* Texto para revisão
───

Eis a prova-dos-nove e seja honesto consigo: diz “Olá, sou importante” ou “Estou entusiasmado com ___.” Além disso, tenha cuidado com o que faz e onde o faz. Considere se a sua publicação é mais adequada a uma audiência segmentada do Facebook ou a um grupo de contactos do LinkedIn. Nunca sabe o que pode estar guardado na mente recôndita do seu gestor quando chegar a altura da promoção.

Não hesite, seja brilhante, mas socialmente consciente. Confie em mim: os seus colegas (e amigos) irão agradecer-lhe.

───

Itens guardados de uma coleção
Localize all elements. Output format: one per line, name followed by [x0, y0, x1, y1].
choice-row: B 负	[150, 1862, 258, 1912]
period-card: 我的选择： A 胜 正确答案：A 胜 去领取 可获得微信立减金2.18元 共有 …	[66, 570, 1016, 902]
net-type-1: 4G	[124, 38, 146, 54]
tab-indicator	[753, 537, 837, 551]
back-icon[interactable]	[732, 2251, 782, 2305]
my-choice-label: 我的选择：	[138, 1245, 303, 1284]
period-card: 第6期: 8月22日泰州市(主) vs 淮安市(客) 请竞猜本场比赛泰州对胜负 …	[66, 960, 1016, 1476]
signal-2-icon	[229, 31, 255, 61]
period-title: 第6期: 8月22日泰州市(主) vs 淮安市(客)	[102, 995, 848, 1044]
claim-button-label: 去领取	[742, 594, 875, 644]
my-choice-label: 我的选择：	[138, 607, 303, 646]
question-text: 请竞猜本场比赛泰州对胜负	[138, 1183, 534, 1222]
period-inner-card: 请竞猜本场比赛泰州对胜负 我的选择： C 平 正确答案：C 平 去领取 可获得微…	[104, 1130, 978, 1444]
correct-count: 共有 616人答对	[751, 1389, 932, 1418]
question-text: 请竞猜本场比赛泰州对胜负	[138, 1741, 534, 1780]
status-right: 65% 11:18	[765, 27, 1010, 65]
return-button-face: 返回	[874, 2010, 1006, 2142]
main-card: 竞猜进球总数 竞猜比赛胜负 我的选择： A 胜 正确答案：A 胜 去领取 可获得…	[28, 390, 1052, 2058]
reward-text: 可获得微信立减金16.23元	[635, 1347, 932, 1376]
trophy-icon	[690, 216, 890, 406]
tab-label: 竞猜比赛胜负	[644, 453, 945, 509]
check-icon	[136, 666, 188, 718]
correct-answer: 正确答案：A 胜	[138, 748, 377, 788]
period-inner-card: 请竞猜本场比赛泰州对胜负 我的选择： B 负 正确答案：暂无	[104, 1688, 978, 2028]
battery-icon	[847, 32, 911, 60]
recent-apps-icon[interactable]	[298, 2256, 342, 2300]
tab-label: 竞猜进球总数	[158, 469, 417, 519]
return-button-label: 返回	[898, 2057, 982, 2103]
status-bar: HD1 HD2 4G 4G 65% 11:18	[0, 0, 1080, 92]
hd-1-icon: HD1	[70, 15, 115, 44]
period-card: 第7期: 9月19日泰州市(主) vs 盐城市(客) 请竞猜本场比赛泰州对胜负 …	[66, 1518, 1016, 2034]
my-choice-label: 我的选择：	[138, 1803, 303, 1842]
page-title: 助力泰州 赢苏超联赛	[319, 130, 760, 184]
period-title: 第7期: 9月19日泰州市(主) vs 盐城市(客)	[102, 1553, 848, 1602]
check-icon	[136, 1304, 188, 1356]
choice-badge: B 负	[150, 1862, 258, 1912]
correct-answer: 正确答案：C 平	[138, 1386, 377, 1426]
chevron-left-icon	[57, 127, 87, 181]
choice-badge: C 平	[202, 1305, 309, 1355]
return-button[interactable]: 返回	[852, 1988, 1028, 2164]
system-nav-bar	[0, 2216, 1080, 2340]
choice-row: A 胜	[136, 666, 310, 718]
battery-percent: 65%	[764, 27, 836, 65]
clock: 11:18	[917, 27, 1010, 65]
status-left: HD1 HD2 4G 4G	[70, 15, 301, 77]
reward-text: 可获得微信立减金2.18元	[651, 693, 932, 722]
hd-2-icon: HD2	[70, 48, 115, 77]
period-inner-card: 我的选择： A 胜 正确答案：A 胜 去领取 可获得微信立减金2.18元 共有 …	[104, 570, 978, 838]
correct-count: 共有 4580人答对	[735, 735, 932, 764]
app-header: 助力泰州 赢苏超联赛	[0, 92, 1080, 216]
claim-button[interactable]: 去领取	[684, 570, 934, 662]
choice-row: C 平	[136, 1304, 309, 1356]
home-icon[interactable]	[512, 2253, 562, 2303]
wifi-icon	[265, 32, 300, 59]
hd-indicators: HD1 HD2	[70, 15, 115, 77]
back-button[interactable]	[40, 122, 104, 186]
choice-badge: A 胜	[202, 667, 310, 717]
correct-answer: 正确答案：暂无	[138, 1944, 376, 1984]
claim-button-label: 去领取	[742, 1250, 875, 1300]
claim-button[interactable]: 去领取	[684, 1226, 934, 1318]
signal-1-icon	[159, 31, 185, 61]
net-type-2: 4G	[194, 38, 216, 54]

───

Reescreva o trecho do texto sobre publicações nas redes sociais começando em "Eis a prova-dos-nove" e seguindo até "amigos) irão agradecer-lhe.". Troque "Facebook" por "Instagram". As linhas não são precisas para nada.

Eis a prova-dos-nove e seja honesto consigo: diz “Olá, sou importante” ou “Estou entusiasmado com ___.” Além disso, tenha cuidado com o que faz e onde o faz. Considere se a sua publicação é mais adequada a uma audiência segmentada do Instagram ou a um grupo de contactos do LinkedIn. Nunca sabe o que pode estar guardado na mente recôndita do seu gestor quando chegar a altura da promoção.

Não hesite, seja brilhante, mas socialmente consciente. Confie em mim: os seus colegas (e amigos) irão agradecer-lhe.